**Exercise:** List every line below containing "type".
.....
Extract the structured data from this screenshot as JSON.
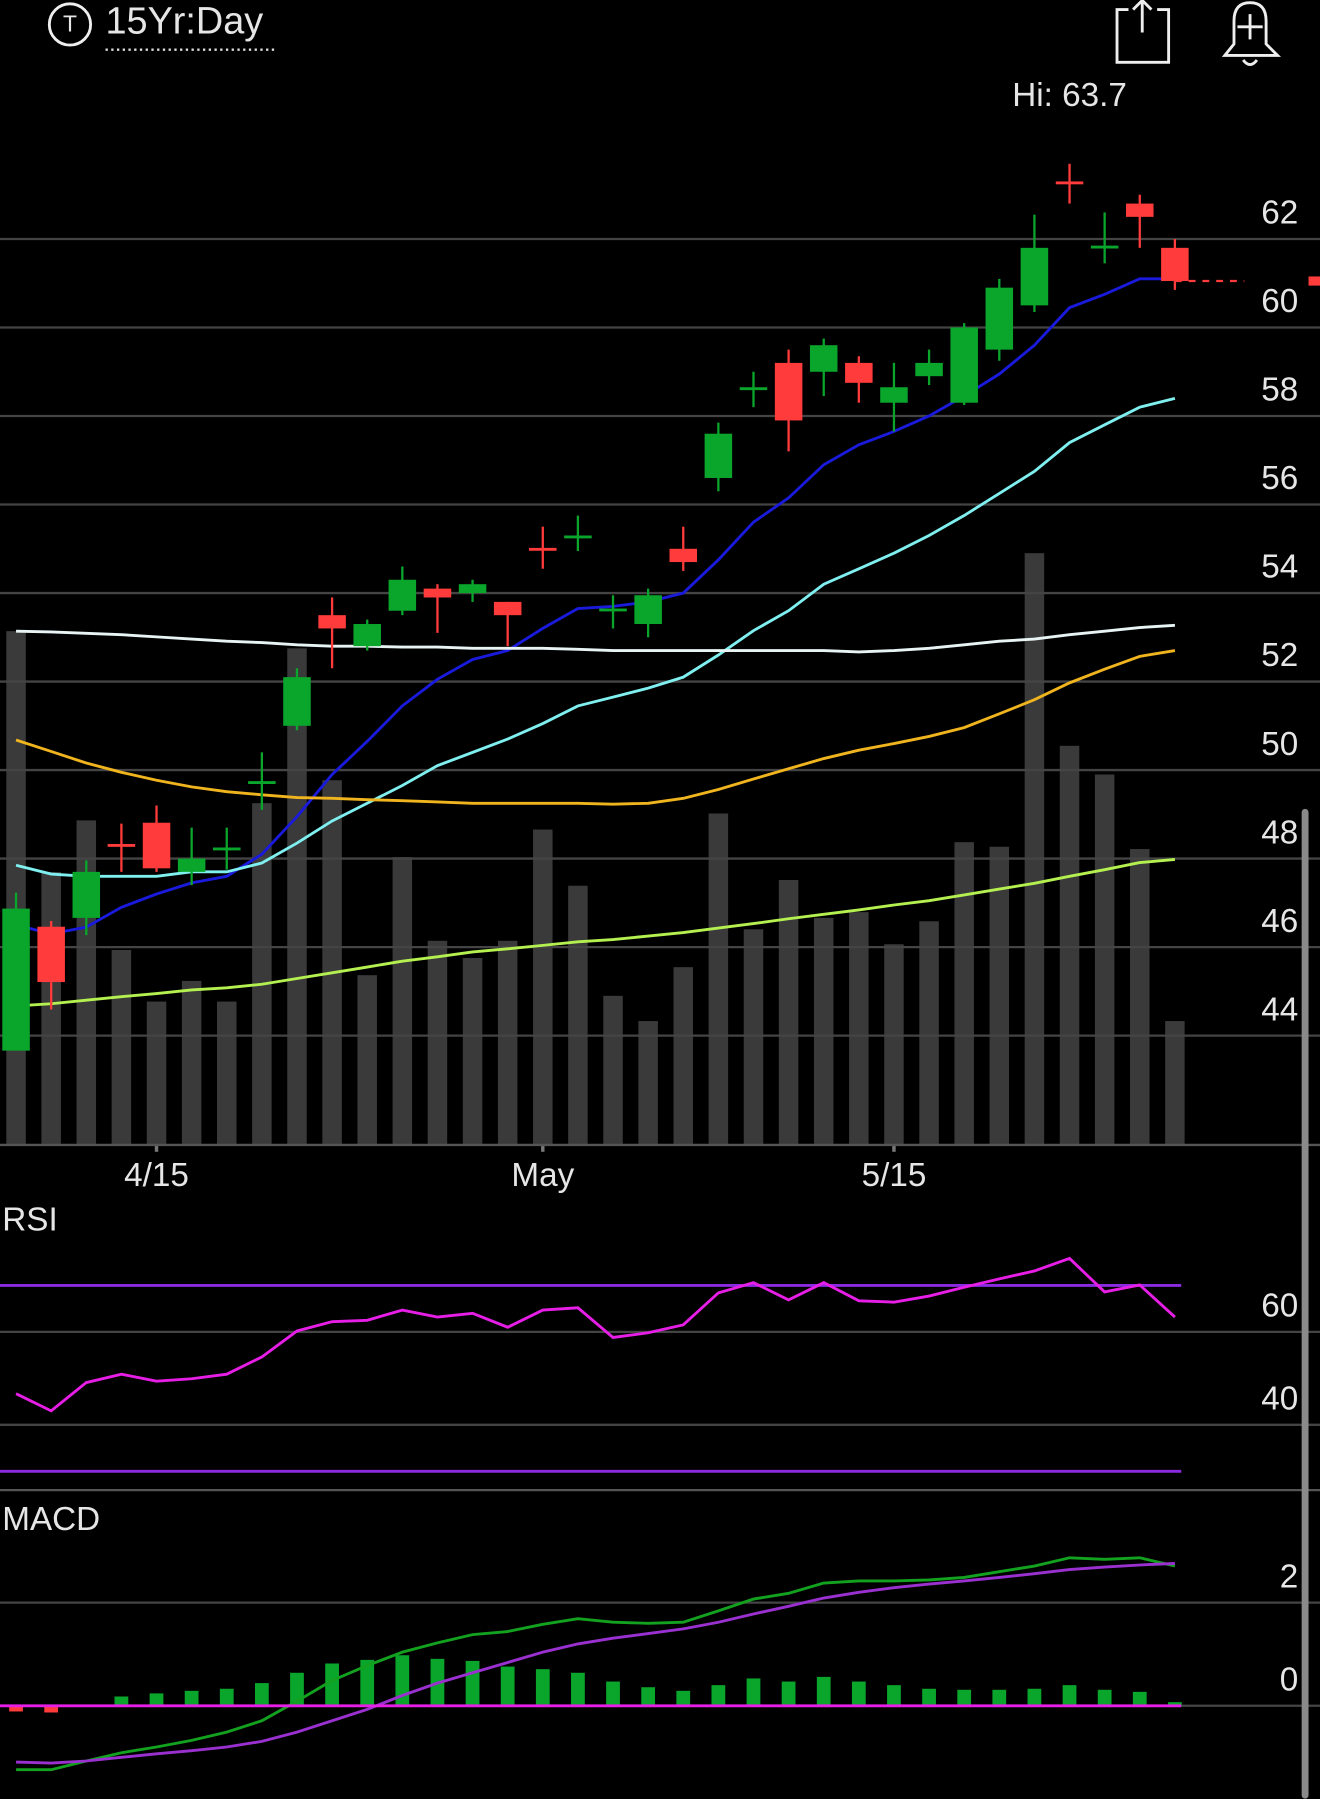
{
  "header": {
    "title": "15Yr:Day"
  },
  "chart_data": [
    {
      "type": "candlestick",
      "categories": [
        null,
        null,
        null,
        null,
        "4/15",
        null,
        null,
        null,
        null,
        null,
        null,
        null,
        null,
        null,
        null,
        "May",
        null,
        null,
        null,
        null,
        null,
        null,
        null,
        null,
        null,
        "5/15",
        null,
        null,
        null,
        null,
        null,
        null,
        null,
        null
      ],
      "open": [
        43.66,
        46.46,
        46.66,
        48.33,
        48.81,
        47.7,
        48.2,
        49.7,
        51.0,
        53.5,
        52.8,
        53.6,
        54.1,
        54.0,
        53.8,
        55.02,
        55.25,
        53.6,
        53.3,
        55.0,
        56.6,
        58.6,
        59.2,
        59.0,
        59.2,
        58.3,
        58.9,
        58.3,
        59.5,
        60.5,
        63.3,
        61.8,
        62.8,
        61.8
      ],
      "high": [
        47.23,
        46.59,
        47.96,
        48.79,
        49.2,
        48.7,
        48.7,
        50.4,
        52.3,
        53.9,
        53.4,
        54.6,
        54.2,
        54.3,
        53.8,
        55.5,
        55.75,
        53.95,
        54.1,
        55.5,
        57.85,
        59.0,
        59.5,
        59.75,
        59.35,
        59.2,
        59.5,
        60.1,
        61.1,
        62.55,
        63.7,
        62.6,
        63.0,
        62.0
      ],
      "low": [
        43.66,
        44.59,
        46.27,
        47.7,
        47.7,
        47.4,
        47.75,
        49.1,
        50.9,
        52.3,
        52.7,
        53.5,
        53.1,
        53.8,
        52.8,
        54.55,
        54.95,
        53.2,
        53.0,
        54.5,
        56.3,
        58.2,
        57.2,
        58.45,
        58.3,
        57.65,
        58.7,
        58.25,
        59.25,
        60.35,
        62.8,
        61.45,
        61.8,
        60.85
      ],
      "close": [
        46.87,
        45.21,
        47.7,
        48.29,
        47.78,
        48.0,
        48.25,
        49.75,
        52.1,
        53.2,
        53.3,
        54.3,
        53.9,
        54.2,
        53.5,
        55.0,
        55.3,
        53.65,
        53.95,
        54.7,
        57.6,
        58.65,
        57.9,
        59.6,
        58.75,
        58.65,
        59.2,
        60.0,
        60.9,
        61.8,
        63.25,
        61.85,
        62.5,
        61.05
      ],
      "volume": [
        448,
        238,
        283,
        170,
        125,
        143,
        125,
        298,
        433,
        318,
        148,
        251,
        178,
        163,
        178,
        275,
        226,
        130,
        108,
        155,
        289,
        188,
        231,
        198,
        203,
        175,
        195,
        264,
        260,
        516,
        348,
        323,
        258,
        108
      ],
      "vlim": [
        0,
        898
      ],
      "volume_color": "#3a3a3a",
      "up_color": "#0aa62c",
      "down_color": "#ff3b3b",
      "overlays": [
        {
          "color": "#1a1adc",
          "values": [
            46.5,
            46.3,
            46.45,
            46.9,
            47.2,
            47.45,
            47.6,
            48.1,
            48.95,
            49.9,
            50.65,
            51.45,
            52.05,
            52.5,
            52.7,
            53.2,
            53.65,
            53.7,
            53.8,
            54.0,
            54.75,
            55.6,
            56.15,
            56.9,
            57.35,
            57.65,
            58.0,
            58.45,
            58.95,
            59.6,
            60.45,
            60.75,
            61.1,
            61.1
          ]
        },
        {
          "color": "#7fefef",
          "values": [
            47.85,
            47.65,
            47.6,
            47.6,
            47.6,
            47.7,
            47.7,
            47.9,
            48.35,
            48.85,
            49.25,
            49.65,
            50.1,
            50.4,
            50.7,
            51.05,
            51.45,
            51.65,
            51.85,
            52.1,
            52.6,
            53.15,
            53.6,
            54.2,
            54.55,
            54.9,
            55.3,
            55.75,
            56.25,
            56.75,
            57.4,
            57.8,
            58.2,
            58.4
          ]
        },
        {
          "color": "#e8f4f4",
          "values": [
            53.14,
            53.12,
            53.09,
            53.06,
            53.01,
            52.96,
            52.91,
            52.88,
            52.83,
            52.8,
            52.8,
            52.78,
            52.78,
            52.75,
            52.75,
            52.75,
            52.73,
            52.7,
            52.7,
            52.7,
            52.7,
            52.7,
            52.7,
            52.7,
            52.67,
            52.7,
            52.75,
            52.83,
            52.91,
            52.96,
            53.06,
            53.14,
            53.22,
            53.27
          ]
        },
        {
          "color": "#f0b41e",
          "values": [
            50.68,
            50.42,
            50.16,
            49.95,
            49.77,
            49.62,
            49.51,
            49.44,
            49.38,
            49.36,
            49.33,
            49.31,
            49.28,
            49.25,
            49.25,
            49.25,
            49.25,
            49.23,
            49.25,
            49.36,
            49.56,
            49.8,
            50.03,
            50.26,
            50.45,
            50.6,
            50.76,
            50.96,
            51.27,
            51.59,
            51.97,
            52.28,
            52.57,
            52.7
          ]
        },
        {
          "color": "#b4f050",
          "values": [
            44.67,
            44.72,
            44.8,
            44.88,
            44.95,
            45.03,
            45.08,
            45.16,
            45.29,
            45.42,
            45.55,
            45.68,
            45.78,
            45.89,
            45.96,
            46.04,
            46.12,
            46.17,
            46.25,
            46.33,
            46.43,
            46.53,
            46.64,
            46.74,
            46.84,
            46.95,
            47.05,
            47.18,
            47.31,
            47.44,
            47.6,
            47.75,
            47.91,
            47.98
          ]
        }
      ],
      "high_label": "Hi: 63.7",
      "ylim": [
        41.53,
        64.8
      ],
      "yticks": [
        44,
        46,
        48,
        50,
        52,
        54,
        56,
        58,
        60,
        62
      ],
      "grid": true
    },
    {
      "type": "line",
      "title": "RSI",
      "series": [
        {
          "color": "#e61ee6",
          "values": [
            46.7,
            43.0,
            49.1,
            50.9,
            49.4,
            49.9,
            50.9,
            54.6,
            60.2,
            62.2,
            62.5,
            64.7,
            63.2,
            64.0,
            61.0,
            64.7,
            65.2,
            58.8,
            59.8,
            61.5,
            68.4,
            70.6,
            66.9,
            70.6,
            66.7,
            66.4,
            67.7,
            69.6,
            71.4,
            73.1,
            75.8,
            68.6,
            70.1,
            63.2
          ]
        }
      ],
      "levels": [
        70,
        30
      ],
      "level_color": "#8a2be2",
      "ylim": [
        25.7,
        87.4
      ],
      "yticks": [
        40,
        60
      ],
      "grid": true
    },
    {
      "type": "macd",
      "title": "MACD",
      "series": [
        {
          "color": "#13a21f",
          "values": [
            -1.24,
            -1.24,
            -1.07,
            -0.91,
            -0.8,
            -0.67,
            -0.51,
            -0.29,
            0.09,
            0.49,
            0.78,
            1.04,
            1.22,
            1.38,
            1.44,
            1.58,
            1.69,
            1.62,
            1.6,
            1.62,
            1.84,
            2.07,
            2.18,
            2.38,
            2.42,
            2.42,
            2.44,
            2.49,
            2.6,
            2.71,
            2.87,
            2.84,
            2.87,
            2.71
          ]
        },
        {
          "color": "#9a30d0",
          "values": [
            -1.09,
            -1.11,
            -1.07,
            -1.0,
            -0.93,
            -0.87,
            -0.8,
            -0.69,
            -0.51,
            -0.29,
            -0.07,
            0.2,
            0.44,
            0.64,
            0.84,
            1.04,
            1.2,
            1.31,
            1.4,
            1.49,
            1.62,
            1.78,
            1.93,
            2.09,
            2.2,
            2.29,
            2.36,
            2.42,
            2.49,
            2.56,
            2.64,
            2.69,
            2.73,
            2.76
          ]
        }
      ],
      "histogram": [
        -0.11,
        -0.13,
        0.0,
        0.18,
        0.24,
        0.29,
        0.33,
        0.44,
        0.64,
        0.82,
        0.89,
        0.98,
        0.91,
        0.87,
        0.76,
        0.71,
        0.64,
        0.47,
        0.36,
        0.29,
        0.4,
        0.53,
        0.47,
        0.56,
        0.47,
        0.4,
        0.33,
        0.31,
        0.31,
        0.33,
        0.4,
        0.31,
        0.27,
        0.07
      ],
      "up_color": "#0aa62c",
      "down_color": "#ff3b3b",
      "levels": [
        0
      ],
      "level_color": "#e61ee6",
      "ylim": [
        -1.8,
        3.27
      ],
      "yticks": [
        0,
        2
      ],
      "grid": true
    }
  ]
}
.....
**Output for this task:**
      "type": "candlestick",
      "type": "line",
      "type": "macd",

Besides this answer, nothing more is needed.